Objective
How many lines in the records below hold the string "TradingView"? Please answer with the number and nothing more.

Data for this task
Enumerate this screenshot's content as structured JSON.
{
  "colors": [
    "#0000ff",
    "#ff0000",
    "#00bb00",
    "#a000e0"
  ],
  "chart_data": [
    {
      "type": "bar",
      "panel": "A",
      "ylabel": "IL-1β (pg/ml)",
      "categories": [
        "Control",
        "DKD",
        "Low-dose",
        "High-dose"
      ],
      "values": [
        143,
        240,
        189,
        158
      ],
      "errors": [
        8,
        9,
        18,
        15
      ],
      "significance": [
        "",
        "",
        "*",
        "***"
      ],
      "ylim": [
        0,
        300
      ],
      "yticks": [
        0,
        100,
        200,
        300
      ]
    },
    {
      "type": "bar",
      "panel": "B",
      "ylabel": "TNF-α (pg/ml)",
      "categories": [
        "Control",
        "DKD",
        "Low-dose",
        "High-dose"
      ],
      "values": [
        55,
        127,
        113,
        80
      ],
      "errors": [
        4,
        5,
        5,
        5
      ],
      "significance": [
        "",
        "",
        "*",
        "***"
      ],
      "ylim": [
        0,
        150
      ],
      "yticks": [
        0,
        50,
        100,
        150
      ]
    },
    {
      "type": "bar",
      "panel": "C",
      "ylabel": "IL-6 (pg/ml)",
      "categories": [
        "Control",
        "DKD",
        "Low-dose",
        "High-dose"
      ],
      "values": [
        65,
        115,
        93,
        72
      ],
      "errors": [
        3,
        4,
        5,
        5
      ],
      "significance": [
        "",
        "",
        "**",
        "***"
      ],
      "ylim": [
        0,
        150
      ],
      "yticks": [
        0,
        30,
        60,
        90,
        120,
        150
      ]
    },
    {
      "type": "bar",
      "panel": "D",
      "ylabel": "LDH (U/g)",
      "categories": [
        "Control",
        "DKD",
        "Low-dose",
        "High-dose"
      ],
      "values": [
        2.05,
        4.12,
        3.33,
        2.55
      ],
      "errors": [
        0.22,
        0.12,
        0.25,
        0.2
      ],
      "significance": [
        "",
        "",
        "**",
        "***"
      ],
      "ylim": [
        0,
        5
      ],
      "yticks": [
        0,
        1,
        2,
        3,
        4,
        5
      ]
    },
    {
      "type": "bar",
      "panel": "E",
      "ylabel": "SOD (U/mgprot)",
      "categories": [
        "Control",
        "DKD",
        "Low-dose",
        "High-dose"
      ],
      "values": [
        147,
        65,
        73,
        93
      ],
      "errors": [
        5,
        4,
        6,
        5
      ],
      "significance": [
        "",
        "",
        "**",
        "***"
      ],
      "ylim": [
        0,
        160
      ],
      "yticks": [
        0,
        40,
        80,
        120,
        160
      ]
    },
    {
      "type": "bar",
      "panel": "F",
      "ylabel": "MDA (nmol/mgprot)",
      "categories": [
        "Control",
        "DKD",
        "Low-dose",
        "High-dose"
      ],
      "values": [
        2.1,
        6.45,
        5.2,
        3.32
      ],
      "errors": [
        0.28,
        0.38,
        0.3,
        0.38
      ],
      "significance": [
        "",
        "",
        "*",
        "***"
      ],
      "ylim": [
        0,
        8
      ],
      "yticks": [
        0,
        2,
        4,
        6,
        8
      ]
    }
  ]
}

---

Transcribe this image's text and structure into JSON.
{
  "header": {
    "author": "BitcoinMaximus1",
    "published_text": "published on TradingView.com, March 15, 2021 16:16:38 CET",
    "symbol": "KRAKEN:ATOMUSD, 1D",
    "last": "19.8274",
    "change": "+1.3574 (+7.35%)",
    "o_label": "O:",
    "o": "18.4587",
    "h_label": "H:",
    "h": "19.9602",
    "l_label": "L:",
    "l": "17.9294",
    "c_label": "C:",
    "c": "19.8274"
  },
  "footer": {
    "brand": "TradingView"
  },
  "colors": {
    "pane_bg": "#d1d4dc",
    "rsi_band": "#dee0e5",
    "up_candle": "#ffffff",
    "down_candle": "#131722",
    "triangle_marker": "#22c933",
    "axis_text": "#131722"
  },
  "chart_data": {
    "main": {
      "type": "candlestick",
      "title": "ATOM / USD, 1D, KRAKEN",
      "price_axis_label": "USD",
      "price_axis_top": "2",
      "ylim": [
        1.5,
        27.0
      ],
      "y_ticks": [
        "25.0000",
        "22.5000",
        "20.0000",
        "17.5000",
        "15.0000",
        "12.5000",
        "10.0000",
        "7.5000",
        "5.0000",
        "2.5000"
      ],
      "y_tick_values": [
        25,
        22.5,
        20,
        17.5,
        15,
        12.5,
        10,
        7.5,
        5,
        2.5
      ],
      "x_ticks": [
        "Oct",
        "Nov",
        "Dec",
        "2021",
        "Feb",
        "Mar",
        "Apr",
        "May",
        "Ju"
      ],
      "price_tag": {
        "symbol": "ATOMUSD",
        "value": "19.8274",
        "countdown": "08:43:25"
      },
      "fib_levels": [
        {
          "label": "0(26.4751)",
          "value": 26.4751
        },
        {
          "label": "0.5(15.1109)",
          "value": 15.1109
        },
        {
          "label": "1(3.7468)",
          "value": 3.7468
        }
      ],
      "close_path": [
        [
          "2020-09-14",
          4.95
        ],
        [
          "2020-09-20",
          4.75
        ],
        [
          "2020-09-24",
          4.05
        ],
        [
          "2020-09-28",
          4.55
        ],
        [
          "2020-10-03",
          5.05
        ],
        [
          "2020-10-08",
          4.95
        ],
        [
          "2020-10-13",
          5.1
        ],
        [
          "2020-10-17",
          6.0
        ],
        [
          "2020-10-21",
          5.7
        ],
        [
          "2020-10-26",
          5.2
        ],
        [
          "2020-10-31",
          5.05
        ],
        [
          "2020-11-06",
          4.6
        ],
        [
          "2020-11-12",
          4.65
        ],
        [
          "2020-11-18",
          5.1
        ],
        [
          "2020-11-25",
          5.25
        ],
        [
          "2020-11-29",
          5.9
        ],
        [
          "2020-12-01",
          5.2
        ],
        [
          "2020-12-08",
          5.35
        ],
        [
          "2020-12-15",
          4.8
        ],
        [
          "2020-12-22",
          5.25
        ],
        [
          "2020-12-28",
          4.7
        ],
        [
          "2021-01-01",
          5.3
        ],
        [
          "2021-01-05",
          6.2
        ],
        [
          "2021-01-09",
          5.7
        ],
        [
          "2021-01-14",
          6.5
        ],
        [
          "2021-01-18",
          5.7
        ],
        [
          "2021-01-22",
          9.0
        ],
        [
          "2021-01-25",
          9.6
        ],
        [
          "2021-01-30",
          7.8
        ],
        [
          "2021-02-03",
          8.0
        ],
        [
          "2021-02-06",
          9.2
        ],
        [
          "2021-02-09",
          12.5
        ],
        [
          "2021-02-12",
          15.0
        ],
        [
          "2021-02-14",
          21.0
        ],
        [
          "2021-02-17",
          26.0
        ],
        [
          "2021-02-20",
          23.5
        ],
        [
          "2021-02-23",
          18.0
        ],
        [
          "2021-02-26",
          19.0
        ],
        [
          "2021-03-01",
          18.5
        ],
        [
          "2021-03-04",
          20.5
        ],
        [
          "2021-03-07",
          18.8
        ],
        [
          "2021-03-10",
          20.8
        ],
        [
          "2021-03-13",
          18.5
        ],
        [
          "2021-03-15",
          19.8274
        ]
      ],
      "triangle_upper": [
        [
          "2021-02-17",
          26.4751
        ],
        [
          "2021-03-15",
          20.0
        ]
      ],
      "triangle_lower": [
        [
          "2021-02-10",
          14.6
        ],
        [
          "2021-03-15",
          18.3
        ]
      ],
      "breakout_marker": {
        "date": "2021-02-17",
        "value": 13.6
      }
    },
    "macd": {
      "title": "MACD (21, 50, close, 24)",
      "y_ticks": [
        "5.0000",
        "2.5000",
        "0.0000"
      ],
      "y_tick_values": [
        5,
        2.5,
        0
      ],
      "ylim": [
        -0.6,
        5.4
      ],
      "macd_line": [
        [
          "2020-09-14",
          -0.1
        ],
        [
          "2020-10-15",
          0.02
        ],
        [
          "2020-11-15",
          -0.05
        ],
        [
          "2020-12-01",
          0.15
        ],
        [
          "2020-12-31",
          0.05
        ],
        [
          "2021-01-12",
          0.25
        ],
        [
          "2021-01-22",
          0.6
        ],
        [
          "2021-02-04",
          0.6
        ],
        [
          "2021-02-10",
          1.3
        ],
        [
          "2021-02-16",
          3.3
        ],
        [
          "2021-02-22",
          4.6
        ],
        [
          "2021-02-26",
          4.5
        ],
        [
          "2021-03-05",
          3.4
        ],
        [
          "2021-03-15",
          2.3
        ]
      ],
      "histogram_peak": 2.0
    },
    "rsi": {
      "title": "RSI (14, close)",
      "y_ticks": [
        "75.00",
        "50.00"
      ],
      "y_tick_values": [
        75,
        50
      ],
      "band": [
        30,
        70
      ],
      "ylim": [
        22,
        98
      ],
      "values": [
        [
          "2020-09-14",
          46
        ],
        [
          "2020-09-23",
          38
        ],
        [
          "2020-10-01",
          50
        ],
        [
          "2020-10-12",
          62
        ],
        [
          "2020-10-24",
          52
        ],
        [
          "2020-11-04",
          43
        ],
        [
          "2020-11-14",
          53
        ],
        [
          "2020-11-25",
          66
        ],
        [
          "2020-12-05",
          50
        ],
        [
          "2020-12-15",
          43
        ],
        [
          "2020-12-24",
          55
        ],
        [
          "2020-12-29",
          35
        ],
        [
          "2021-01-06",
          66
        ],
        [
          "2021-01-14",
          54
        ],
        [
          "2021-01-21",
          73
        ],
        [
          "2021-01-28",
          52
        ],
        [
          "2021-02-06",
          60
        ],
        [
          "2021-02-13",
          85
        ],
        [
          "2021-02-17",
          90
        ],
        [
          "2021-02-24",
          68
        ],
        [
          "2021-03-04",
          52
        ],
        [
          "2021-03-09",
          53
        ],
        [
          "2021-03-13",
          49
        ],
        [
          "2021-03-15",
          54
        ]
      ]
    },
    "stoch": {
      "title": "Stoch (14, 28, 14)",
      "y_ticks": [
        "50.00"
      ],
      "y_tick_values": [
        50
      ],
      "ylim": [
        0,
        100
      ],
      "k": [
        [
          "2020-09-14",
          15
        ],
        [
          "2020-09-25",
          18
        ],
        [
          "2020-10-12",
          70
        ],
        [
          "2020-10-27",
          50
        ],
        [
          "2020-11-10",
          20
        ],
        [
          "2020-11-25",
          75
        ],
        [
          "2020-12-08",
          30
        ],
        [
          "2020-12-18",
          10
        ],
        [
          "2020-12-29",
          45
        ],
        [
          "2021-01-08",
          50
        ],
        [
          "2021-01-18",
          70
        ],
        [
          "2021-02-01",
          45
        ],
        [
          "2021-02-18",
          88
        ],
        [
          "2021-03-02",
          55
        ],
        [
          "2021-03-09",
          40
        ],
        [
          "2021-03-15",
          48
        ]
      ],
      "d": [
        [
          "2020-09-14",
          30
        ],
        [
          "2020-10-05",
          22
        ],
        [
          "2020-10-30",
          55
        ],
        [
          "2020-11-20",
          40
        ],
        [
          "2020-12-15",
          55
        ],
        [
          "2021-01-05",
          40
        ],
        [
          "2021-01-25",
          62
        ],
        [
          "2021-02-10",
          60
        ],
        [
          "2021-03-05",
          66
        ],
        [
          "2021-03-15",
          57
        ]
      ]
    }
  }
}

The output
2